::: Entries provided
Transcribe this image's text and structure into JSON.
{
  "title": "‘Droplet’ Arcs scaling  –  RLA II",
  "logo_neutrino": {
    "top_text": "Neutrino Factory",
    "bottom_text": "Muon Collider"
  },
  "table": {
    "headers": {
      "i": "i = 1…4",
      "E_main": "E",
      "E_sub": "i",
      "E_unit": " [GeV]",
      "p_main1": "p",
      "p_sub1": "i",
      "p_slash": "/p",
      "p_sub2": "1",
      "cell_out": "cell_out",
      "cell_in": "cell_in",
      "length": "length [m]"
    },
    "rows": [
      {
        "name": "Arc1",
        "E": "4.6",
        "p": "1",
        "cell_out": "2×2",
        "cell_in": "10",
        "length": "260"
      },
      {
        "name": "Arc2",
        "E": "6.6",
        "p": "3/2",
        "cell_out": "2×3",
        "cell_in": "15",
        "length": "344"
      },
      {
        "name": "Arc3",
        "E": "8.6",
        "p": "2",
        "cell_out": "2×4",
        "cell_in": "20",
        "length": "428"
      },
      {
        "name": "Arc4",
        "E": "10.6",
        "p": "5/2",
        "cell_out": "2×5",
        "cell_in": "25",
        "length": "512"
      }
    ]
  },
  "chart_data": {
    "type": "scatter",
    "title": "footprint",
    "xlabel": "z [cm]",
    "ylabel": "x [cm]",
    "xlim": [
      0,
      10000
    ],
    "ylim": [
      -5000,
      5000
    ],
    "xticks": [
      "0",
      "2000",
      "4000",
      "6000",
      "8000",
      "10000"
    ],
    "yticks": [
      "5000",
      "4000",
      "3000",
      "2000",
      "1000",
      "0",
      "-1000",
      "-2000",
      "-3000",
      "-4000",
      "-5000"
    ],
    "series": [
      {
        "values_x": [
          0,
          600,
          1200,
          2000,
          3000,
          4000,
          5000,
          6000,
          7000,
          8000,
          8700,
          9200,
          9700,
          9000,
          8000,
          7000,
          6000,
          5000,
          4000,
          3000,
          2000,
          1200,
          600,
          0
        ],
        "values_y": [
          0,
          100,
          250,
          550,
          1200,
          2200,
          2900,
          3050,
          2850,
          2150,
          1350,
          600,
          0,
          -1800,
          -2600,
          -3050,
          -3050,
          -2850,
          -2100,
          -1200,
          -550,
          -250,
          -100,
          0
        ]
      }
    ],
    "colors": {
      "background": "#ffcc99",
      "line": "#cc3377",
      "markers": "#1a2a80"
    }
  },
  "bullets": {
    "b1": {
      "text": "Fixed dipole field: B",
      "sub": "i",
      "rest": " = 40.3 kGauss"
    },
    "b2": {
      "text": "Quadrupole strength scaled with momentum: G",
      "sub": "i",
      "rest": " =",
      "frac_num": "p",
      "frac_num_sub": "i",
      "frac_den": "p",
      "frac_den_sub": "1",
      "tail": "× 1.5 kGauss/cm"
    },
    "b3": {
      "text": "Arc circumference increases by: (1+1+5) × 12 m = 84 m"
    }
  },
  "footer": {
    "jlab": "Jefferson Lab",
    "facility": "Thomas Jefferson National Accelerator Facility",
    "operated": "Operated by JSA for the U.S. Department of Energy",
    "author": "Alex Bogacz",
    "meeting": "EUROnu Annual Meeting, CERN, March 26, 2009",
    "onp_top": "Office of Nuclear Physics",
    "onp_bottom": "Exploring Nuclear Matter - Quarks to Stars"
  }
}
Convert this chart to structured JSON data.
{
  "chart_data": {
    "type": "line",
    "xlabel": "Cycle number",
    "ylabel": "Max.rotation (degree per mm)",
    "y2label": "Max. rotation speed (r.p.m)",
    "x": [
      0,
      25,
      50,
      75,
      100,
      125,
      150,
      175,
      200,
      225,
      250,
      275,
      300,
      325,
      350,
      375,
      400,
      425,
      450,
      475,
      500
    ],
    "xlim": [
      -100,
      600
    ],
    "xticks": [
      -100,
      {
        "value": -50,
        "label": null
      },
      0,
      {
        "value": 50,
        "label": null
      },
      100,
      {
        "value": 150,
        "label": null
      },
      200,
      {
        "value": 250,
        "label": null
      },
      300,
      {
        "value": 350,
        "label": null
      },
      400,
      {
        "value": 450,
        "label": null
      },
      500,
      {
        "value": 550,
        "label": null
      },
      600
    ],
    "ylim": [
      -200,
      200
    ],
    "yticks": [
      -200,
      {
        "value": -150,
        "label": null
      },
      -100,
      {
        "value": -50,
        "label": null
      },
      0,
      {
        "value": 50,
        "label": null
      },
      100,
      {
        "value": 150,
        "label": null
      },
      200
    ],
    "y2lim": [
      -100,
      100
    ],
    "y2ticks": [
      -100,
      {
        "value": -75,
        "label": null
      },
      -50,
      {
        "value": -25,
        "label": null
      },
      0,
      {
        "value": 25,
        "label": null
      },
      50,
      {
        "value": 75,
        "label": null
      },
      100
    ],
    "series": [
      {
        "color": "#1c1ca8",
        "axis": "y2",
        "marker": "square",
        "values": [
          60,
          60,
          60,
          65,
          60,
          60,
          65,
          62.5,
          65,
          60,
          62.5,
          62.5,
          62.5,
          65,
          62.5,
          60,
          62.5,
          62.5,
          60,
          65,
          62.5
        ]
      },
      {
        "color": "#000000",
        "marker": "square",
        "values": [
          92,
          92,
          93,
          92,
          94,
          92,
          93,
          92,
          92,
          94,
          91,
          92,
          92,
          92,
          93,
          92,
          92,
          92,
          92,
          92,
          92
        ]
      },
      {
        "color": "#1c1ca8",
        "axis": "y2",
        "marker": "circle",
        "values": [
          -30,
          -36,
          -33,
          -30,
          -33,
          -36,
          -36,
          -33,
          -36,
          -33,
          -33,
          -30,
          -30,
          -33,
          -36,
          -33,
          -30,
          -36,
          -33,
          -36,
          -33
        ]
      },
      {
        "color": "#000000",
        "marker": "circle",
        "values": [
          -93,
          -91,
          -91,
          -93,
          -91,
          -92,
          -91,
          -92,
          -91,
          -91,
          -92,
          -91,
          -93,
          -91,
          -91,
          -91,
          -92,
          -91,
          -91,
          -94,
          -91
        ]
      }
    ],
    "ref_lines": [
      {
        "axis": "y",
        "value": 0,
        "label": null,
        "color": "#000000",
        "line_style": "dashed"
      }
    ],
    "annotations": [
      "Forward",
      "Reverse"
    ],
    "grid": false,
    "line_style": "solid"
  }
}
::::::
• What needs to be done: Report how many lines of the entries hold the string "ylabel". Provide the number alone.

• Result for this task: 2